### [Directions]
All entries are to be given again verbatim.

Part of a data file
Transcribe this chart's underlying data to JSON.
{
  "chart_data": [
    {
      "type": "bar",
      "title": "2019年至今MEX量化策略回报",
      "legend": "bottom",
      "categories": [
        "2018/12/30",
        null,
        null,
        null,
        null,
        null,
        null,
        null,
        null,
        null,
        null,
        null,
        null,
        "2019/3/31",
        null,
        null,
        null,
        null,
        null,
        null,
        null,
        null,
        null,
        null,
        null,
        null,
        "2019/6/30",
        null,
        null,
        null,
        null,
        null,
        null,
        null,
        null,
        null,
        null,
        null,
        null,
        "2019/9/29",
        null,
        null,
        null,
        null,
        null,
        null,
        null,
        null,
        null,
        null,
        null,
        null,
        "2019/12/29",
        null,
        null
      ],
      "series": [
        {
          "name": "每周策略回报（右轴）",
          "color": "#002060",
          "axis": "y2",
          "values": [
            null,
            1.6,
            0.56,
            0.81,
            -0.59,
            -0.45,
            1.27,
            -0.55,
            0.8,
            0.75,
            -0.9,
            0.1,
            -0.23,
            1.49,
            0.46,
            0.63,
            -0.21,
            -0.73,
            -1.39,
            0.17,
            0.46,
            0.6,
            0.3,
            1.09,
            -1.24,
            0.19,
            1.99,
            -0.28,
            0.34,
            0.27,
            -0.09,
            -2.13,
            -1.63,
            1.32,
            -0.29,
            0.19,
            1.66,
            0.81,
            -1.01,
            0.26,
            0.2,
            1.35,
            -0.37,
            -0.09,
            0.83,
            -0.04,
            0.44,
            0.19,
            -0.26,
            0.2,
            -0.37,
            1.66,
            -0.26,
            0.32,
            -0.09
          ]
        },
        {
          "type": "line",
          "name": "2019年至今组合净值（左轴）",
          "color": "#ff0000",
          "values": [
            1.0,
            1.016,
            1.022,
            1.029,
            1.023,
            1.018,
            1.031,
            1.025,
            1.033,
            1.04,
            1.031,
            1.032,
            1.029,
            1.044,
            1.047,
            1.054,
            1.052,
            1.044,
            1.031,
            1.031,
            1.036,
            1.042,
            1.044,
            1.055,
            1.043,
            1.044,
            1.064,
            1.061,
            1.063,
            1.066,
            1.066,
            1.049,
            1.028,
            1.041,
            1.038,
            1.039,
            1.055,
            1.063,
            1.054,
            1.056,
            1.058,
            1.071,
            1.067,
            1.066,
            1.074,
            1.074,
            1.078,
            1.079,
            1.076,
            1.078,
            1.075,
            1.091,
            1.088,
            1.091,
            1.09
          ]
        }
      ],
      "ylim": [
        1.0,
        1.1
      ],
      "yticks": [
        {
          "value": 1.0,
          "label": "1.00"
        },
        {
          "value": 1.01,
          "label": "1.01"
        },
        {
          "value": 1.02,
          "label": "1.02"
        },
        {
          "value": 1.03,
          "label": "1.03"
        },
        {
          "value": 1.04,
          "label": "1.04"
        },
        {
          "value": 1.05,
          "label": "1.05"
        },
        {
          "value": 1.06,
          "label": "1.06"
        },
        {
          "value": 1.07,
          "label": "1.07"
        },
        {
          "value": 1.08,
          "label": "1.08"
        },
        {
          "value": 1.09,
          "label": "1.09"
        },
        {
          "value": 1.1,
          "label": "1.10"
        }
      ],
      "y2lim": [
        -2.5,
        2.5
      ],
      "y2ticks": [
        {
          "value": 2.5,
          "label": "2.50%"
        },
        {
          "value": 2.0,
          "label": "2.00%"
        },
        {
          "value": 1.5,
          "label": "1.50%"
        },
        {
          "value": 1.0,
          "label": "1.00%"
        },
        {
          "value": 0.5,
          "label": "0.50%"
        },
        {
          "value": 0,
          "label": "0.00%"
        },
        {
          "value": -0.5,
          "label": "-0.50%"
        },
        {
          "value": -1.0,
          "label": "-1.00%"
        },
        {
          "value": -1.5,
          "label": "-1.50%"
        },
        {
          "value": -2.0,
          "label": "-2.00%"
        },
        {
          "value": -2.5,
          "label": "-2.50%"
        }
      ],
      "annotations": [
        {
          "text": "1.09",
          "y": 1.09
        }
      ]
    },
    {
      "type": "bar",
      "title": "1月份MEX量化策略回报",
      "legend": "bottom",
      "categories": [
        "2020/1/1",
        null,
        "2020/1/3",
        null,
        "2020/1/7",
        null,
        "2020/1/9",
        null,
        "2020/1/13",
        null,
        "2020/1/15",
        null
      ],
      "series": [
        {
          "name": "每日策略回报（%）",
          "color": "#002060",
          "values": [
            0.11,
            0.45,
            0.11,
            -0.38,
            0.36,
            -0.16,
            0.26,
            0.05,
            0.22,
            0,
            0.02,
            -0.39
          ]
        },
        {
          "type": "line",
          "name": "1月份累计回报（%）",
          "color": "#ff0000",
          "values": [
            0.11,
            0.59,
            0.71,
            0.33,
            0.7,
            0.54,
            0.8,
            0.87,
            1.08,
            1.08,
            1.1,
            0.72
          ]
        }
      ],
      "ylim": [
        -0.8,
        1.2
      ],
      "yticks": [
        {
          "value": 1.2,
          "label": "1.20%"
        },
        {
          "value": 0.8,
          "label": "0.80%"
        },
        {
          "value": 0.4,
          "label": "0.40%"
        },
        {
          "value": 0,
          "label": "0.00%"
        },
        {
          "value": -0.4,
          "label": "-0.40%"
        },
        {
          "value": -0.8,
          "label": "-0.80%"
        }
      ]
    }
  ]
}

### [Solution]
Transcribe this chart's underlying data to JSON.
{
  "chart_data": [
    {
      "type": "bar",
      "title": "2019年至今MEX量化策略回报",
      "legend": "bottom",
      "categories": [
        "2018/12/30",
        null,
        null,
        null,
        null,
        null,
        null,
        null,
        null,
        null,
        null,
        null,
        null,
        "2019/3/31",
        null,
        null,
        null,
        null,
        null,
        null,
        null,
        null,
        null,
        null,
        null,
        null,
        "2019/6/30",
        null,
        null,
        null,
        null,
        null,
        null,
        null,
        null,
        null,
        null,
        null,
        null,
        "2019/9/29",
        null,
        null,
        null,
        null,
        null,
        null,
        null,
        null,
        null,
        null,
        null,
        null,
        "2019/12/29",
        null,
        null
      ],
      "series": [
        {
          "name": "每周策略回报（右轴）",
          "color": "#002060",
          "axis": "y2",
          "values": [
            null,
            1.6,
            0.56,
            0.81,
            -0.59,
            -0.45,
            1.27,
            -0.55,
            0.8,
            0.75,
            -0.9,
            0.1,
            -0.23,
            1.49,
            0.46,
            0.63,
            -0.21,
            -0.73,
            -1.39,
            0.17,
            0.46,
            0.6,
            0.3,
            1.09,
            -1.24,
            0.19,
            1.99,
            -0.28,
            0.34,
            0.27,
            -0.09,
            -2.13,
            -1.63,
            1.32,
            -0.29,
            0.19,
            1.66,
            0.81,
            -1.01,
            0.26,
            0.2,
            1.35,
            -0.37,
            -0.09,
            0.83,
            -0.04,
            0.44,
            0.19,
            -0.26,
            0.2,
            -0.37,
            1.66,
            -0.26,
            0.32,
            -0.09
          ]
        },
        {
          "type": "line",
          "name": "2019年至今组合净值（左轴）",
          "color": "#ff0000",
          "values": [
            1.0,
            1.016,
            1.022,
            1.029,
            1.023,
            1.018,
            1.031,
            1.025,
            1.033,
            1.04,
            1.031,
            1.032,
            1.029,
            1.044,
            1.047,
            1.054,
            1.052,
            1.044,
            1.031,
            1.031,
            1.036,
            1.042,
            1.044,
            1.055,
            1.043,
            1.044,
            1.064,
            1.061,
            1.063,
            1.066,
            1.066,
            1.049,
            1.028,
            1.041,
            1.038,
            1.039,
            1.055,
            1.063,
            1.054,
            1.056,
            1.058,
            1.071,
            1.067,
            1.066,
            1.074,
            1.074,
            1.078,
            1.079,
            1.076,
            1.078,
            1.075,
            1.091,
            1.088,
            1.091,
            1.09
          ]
        }
      ],
      "ylim": [
        1.0,
        1.1
      ],
      "yticks": [
        {
          "value": 1.0,
          "label": "1.00"
        },
        {
          "value": 1.01,
          "label": "1.01"
        },
        {
          "value": 1.02,
          "label": "1.02"
        },
        {
          "value": 1.03,
          "label": "1.03"
        },
        {
          "value": 1.04,
          "label": "1.04"
        },
        {
          "value": 1.05,
          "label": "1.05"
        },
        {
          "value": 1.06,
          "label": "1.06"
        },
        {
          "value": 1.07,
          "label": "1.07"
        },
        {
          "value": 1.08,
          "label": "1.08"
        },
        {
          "value": 1.09,
          "label": "1.09"
        },
        {
          "value": 1.1,
          "label": "1.10"
        }
      ],
      "y2lim": [
        -2.5,
        2.5
      ],
      "y2ticks": [
        {
          "value": 2.5,
          "label": "2.50%"
        },
        {
          "value": 2.0,
          "label": "2.00%"
        },
        {
          "value": 1.5,
          "label": "1.50%"
        },
        {
          "value": 1.0,
          "label": "1.00%"
        },
        {
          "value": 0.5,
          "label": "0.50%"
        },
        {
          "value": 0,
          "label": "0.00%"
        },
        {
          "value": -0.5,
          "label": "-0.50%"
        },
        {
          "value": -1.0,
          "label": "-1.00%"
        },
        {
          "value": -1.5,
          "label": "-1.50%"
        },
        {
          "value": -2.0,
          "label": "-2.00%"
        },
        {
          "value": -2.5,
          "label": "-2.50%"
        }
      ],
      "annotations": [
        {
          "text": "1.09",
          "y": 1.09
        }
      ]
    },
    {
      "type": "bar",
      "title": "1月份MEX量化策略回报",
      "legend": "bottom",
      "categories": [
        "2020/1/1",
        null,
        "2020/1/3",
        null,
        "2020/1/7",
        null,
        "2020/1/9",
        null,
        "2020/1/13",
        null,
        "2020/1/15",
        null
      ],
      "series": [
        {
          "name": "每日策略回报（%）",
          "color": "#002060",
          "values": [
            0.11,
            0.45,
            0.11,
            -0.38,
            0.36,
            -0.16,
            0.26,
            0.05,
            0.22,
            0,
            0.02,
            -0.39
          ]
        },
        {
          "type": "line",
          "name": "1月份累计回报（%）",
          "color": "#ff0000",
          "values": [
            0.11,
            0.59,
            0.71,
            0.33,
            0.7,
            0.54,
            0.8,
            0.87,
            1.08,
            1.08,
            1.1,
            0.72
          ]
        }
      ],
      "ylim": [
        -0.8,
        1.2
      ],
      "yticks": [
        {
          "value": 1.2,
          "label": "1.20%"
        },
        {
          "value": 0.8,
          "label": "0.80%"
        },
        {
          "value": 0.4,
          "label": "0.40%"
        },
        {
          "value": 0,
          "label": "0.00%"
        },
        {
          "value": -0.4,
          "label": "-0.40%"
        },
        {
          "value": -0.8,
          "label": "-0.80%"
        }
      ]
    }
  ]
}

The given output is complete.